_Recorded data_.
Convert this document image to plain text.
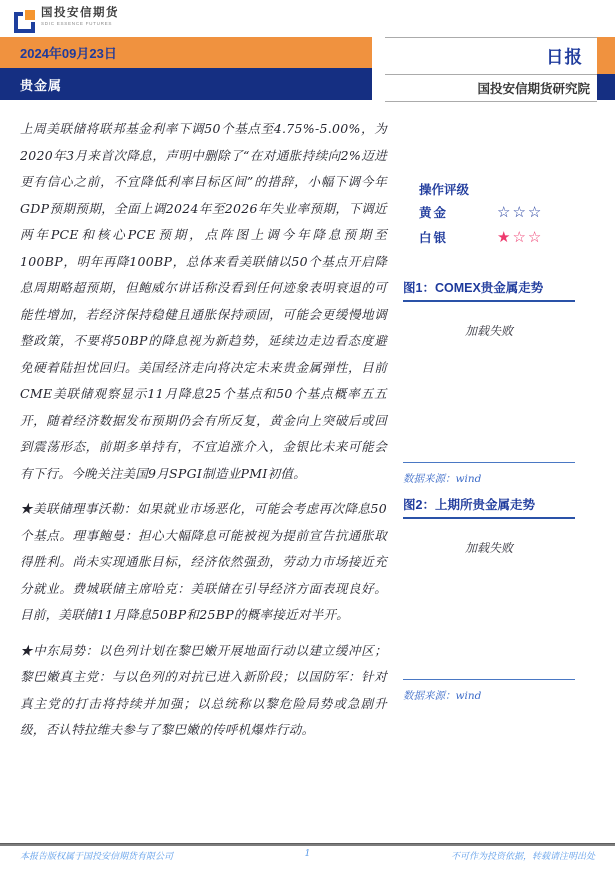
国投安信期货
SDIC ESSENCE FUTURES
2024年09月23日
贵金属
日报
国投安信期货研究院

上周美联储将联邦基金利率下调50个基点至4.75%-5.00%，为2020年3月来首次降息，声明中删除了“在对通胀持续向2%迈进更有信心之前，不宜降低利率目标区间”的措辞，小幅下调今年GDP预期预期，全面上调2024年至2026年失业率预期，下调近两年PCE和核心PCE预期，点阵图上调今年降息预期至100BP，明年再降100BP，总体来看美联储以50个基点开启降息周期略超预期，但鲍威尔讲话称没看到任何迹象表明衰退的可能性增加，若经济保持稳健且通胀保持顽固，可能会更缓慢地调整政策，不要将50BP的降息视为新趋势，延续边走边看态度避免硬着陆担忧回归。美国经济走向将决定未来贵金属弹性，目前CME美联储观察显示11月降息25个基点和50个基点概率五五开，随着经济数据发布预期仍会有所反复，黄金向上突破后或回到震荡形态，前期多单持有，不宜追涨介入，金银比未来可能会有下行。今晚关注美国9月SPGI制造业PMI初值。

★美联储理事沃勒：如果就业市场恶化，可能会考虑再次降息50个基点。理事鲍曼：担心大幅降息可能被视为提前宣告抗通胀取得胜利。尚未实现通胀目标，经济依然强劲，劳动力市场接近充分就业。费城联储主席哈克：美联储在引导经济方面表现良好。目前，美联储11月降息50BP和25BP的概率接近对半开。

★中东局势：以色列计划在黎巴嫩开展地面行动以建立缓冲区；黎巴嫩真主党：与以色列的对抗已进入新阶段；以国防军：针对真主党的打击将持续并加强；以总统称以黎危险局势或急剧升级，否认特拉维夫参与了黎巴嫩的传呼机爆炸行动。

操作评级
黄金	☆☆☆
白银	★☆☆
图1：COMEX贵金属走势
加载失败
数据来源：wind
图2：上期所贵金属走势
加载失败
数据来源：wind
本报告版权属于国投安信期货有限公司	1	不可作为投资依据，转载请注明出处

_WHAT THE EXERCISE ASKS_. Omit the pictures. Transcribe every record exactly.

_WORKED SOLUTION_.
Convert this document image to plain text.
国投安信期货
SDIC ESSENCE FUTURES
2024年09月23日
贵金属
日报
国投安信期货研究院

上周美联储将联邦基金利率下调50个基点至4.75%-5.00%，为2020年3月来首次降息，声明中删除了“在对通胀持续向2%迈进更有信心之前，不宜降低利率目标区间”的措辞，小幅下调今年GDP预期预期，全面上调2024年至2026年失业率预期，下调近两年PCE和核心PCE预期，点阵图上调今年降息预期至100BP，明年再降100BP，总体来看美联储以50个基点开启降息周期略超预期，但鲍威尔讲话称没看到任何迹象表明衰退的可能性增加，若经济保持稳健且通胀保持顽固，可能会更缓慢地调整政策，不要将50BP的降息视为新趋势，延续边走边看态度避免硬着陆担忧回归。美国经济走向将决定未来贵金属弹性，目前CME美联储观察显示11月降息25个基点和50个基点概率五五开，随着经济数据发布预期仍会有所反复，黄金向上突破后或回到震荡形态，前期多单持有，不宜追涨介入，金银比未来可能会有下行。今晚关注美国9月SPGI制造业PMI初值。

★美联储理事沃勒：如果就业市场恶化，可能会考虑再次降息50个基点。理事鲍曼：担心大幅降息可能被视为提前宣告抗通胀取得胜利。尚未实现通胀目标，经济依然强劲，劳动力市场接近充分就业。费城联储主席哈克：美联储在引导经济方面表现良好。目前，美联储11月降息50BP和25BP的概率接近对半开。

★中东局势：以色列计划在黎巴嫩开展地面行动以建立缓冲区；黎巴嫩真主党：与以色列的对抗已进入新阶段；以国防军：针对真主党的打击将持续并加强；以总统称以黎危险局势或急剧升级，否认特拉维夫参与了黎巴嫩的传呼机爆炸行动。

操作评级
黄金	☆☆☆
白银	★☆☆
图1：COMEX贵金属走势
加载失败
数据来源：wind
图2：上期所贵金属走势
加载失败
数据来源：wind
本报告版权属于国投安信期货有限公司	1	不可作为投资依据，转载请注明出处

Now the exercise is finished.